Staying Vertical

A sexy French film, but not a wall-to-wall boner fest.

Staying Vertical (Photo by Thierry Valletoux)

Though Alain Guiraudie’s Staying Vertical isn’t a wall-to-wall boner-fest like his previous film, Stranger by the Lake, it’s still very much an examination of how its male characters interact with their world and their own masculinity.

Léo (Damien Bonnard) is a screenwriter wandering through the idyllic South of France hoping to see a wolf, all while procrastinating over his latest script. He has a child with shepherdess Marie (India Hair) and moves in with her, her two young sons, and her father Jean-Louis (Raphaël Thiéry, playing a Gallic John C. Reilly if there ever was one). Marie soon takes her sons and abandons Léo with the infant, leaving him rudderless and yet giving him more time to stalk young twink Yoan (Basile Meilleurat), who crashes with spectacularly racist old codger Marcel (Christian Bouillette).

• _Jobs_
A - In the film review, what is Léo hoping to see as he wanders through the South of France?
B - Reproduce the stretch of the film review from "Léo (Damien Bonnard)" through "Marcel (Christian Bouillette).".
C - According to the film review, what leaves Léo rudderless yet gives him more time to pursue Yoan? Explain in one to three sentences.

• _Information provided_
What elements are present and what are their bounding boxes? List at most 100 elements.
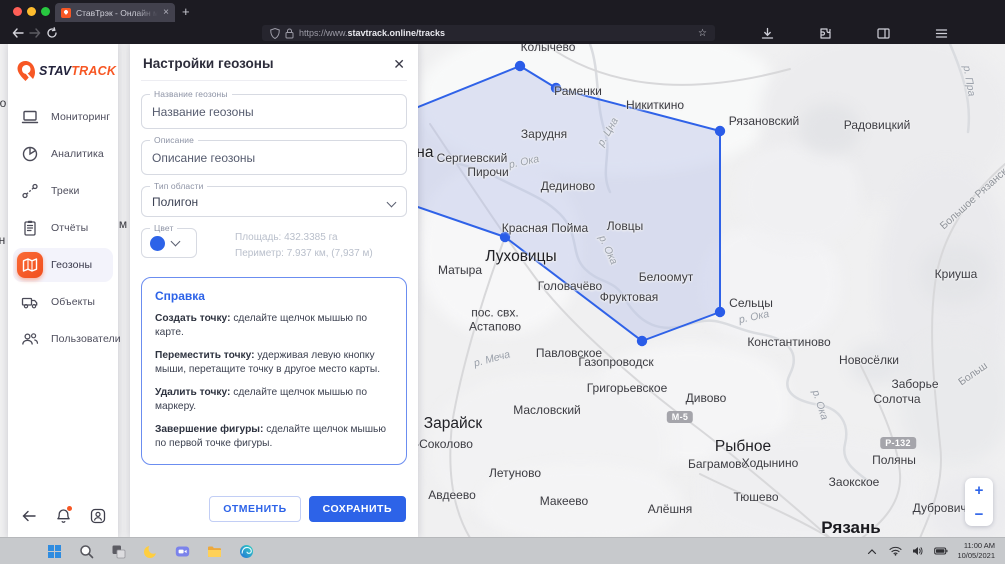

• _Answers_
A - A wolf.

B -
Léo (Damien Bonnard) is a screenwriter wandering through the idyllic South of France hoping to see a wolf, all while procrastinating over his latest script. He has a child with shepherdess Marie (India Hair) and moves in with her, her two young sons, and her father Jean-Louis (Raphaël Thiéry, playing a Gallic John C. Reilly if there ever was one). Marie soon takes her sons and abandons Léo with the infant, leaving him rudderless and yet giving him more time to stalk young twink Yoan (Basile Meilleurat), who crashes with spectacularly racist old codger Marcel (Christian Bouillette).

C - Marie takes her two sons and abandons Léo, leaving him alone with the infant. Her departure leaves him rudderless but frees up more of his time to stalk Yoan.